Extracted entries:
____

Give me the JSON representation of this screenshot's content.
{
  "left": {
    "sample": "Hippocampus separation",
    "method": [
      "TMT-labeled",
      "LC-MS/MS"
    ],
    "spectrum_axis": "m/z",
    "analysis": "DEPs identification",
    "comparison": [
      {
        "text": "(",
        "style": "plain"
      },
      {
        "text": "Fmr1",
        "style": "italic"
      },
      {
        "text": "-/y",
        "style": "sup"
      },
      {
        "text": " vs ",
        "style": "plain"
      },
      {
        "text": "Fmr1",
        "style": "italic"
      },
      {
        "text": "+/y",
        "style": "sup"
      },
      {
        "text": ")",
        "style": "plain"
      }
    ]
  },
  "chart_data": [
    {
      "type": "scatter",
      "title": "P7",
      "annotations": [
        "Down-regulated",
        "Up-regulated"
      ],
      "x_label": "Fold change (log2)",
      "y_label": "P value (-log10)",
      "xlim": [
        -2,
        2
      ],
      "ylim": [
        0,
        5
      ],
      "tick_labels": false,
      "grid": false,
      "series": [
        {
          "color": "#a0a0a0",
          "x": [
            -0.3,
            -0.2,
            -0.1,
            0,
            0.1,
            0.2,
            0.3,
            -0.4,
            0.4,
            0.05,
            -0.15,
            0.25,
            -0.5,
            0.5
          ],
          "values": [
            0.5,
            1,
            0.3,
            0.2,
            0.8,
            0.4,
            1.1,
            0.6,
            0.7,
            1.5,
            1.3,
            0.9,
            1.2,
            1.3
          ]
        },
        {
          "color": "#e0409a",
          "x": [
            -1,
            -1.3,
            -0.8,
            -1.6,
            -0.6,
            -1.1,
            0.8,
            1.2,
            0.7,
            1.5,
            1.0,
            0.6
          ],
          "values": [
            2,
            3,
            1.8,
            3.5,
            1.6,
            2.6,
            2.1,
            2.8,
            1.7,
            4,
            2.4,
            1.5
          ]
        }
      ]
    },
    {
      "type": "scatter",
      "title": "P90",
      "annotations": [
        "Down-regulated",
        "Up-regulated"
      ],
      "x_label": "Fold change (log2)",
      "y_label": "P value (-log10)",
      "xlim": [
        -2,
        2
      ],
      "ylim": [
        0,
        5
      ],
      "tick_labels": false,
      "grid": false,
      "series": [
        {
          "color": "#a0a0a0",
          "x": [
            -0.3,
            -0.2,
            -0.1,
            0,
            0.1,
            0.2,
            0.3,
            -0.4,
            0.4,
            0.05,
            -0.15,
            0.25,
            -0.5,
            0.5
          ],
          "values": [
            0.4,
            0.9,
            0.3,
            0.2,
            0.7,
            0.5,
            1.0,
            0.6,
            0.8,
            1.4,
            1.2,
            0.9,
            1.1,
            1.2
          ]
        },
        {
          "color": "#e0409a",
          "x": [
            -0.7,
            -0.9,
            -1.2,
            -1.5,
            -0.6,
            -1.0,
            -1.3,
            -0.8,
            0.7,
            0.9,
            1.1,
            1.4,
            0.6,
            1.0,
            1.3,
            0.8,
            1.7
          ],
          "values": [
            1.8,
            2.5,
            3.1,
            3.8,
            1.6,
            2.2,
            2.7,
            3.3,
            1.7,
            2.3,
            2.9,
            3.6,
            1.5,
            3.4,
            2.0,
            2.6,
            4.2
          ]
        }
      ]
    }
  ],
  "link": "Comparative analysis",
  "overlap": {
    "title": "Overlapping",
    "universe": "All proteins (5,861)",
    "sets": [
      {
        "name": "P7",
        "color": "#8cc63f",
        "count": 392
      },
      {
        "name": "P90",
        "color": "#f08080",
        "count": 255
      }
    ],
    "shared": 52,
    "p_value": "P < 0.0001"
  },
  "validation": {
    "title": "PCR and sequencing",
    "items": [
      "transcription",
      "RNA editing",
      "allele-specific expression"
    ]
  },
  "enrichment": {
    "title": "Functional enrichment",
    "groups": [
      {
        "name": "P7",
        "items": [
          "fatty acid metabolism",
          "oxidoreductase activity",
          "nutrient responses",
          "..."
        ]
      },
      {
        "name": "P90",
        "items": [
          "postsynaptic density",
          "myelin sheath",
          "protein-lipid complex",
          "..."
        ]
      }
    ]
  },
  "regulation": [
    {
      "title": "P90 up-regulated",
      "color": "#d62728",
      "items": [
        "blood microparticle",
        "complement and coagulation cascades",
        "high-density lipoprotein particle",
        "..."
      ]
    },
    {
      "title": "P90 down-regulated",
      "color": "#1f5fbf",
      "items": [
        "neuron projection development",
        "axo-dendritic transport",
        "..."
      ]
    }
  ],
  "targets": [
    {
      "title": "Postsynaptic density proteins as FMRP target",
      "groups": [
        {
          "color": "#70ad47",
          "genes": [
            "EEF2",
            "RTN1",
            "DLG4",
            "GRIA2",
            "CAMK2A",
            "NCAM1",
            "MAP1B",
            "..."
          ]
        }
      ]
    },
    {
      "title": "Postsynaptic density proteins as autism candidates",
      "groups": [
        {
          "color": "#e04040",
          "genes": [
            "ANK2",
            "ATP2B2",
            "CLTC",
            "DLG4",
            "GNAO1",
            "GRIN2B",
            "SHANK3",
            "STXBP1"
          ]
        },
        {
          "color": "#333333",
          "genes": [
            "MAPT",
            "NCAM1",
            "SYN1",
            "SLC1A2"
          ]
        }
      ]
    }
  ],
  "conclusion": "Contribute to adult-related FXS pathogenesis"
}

____

Work to be completed: Word for word, return each of the entries.

Result for this task:
Give me the JSON representation of this screenshot's content.
{
  "left": {
    "sample": "Hippocampus separation",
    "method": [
      "TMT-labeled",
      "LC-MS/MS"
    ],
    "spectrum_axis": "m/z",
    "analysis": "DEPs identification",
    "comparison": [
      {
        "text": "(",
        "style": "plain"
      },
      {
        "text": "Fmr1",
        "style": "italic"
      },
      {
        "text": "-/y",
        "style": "sup"
      },
      {
        "text": " vs ",
        "style": "plain"
      },
      {
        "text": "Fmr1",
        "style": "italic"
      },
      {
        "text": "+/y",
        "style": "sup"
      },
      {
        "text": ")",
        "style": "plain"
      }
    ]
  },
  "chart_data": [
    {
      "type": "scatter",
      "title": "P7",
      "annotations": [
        "Down-regulated",
        "Up-regulated"
      ],
      "x_label": "Fold change (log2)",
      "y_label": "P value (-log10)",
      "xlim": [
        -2,
        2
      ],
      "ylim": [
        0,
        5
      ],
      "tick_labels": false,
      "grid": false,
      "series": [
        {
          "color": "#a0a0a0",
          "x": [
            -0.3,
            -0.2,
            -0.1,
            0,
            0.1,
            0.2,
            0.3,
            -0.4,
            0.4,
            0.05,
            -0.15,
            0.25,
            -0.5,
            0.5
          ],
          "values": [
            0.5,
            1,
            0.3,
            0.2,
            0.8,
            0.4,
            1.1,
            0.6,
            0.7,
            1.5,
            1.3,
            0.9,
            1.2,
            1.3
          ]
        },
        {
          "color": "#e0409a",
          "x": [
            -1,
            -1.3,
            -0.8,
            -1.6,
            -0.6,
            -1.1,
            0.8,
            1.2,
            0.7,
            1.5,
            1.0,
            0.6
          ],
          "values": [
            2,
            3,
            1.8,
            3.5,
            1.6,
            2.6,
            2.1,
            2.8,
            1.7,
            4,
            2.4,
            1.5
          ]
        }
      ]
    },
    {
      "type": "scatter",
      "title": "P90",
      "annotations": [
        "Down-regulated",
        "Up-regulated"
      ],
      "x_label": "Fold change (log2)",
      "y_label": "P value (-log10)",
      "xlim": [
        -2,
        2
      ],
      "ylim": [
        0,
        5
      ],
      "tick_labels": false,
      "grid": false,
      "series": [
        {
          "color": "#a0a0a0",
          "x": [
            -0.3,
            -0.2,
            -0.1,
            0,
            0.1,
            0.2,
            0.3,
            -0.4,
            0.4,
            0.05,
            -0.15,
            0.25,
            -0.5,
            0.5
          ],
          "values": [
            0.4,
            0.9,
            0.3,
            0.2,
            0.7,
            0.5,
            1.0,
            0.6,
            0.8,
            1.4,
            1.2,
            0.9,
            1.1,
            1.2
          ]
        },
        {
          "color": "#e0409a",
          "x": [
            -0.7,
            -0.9,
            -1.2,
            -1.5,
            -0.6,
            -1.0,
            -1.3,
            -0.8,
            0.7,
            0.9,
            1.1,
            1.4,
            0.6,
            1.0,
            1.3,
            0.8,
            1.7
          ],
          "values": [
            1.8,
            2.5,
            3.1,
            3.8,
            1.6,
            2.2,
            2.7,
            3.3,
            1.7,
            2.3,
            2.9,
            3.6,
            1.5,
            3.4,
            2.0,
            2.6,
            4.2
          ]
        }
      ]
    }
  ],
  "link": "Comparative analysis",
  "overlap": {
    "title": "Overlapping",
    "universe": "All proteins (5,861)",
    "sets": [
      {
        "name": "P7",
        "color": "#8cc63f",
        "count": 392
      },
      {
        "name": "P90",
        "color": "#f08080",
        "count": 255
      }
    ],
    "shared": 52,
    "p_value": "P < 0.0001"
  },
  "validation": {
    "title": "PCR and sequencing",
    "items": [
      "transcription",
      "RNA editing",
      "allele-specific expression"
    ]
  },
  "enrichment": {
    "title": "Functional enrichment",
    "groups": [
      {
        "name": "P7",
        "items": [
          "fatty acid metabolism",
          "oxidoreductase activity",
          "nutrient responses",
          "..."
        ]
      },
      {
        "name": "P90",
        "items": [
          "postsynaptic density",
          "myelin sheath",
          "protein-lipid complex",
          "..."
        ]
      }
    ]
  },
  "regulation": [
    {
      "title": "P90 up-regulated",
      "color": "#d62728",
      "items": [
        "blood microparticle",
        "complement and coagulation cascades",
        "high-density lipoprotein particle",
        "..."
      ]
    },
    {
      "title": "P90 down-regulated",
      "color": "#1f5fbf",
      "items": [
        "neuron projection development",
        "axo-dendritic transport",
        "..."
      ]
    }
  ],
  "targets": [
    {
      "title": "Postsynaptic density proteins as FMRP target",
      "groups": [
        {
          "color": "#70ad47",
          "genes": [
            "EEF2",
            "RTN1",
            "DLG4",
            "GRIA2",
            "CAMK2A",
            "NCAM1",
            "MAP1B",
            "..."
          ]
        }
      ]
    },
    {
      "title": "Postsynaptic density proteins as autism candidates",
      "groups": [
        {
          "color": "#e04040",
          "genes": [
            "ANK2",
            "ATP2B2",
            "CLTC",
            "DLG4",
            "GNAO1",
            "GRIN2B",
            "SHANK3",
            "STXBP1"
          ]
        },
        {
          "color": "#333333",
          "genes": [
            "MAPT",
            "NCAM1",
            "SYN1",
            "SLC1A2"
          ]
        }
      ]
    }
  ],
  "conclusion": "Contribute to adult-related FXS pathogenesis"
}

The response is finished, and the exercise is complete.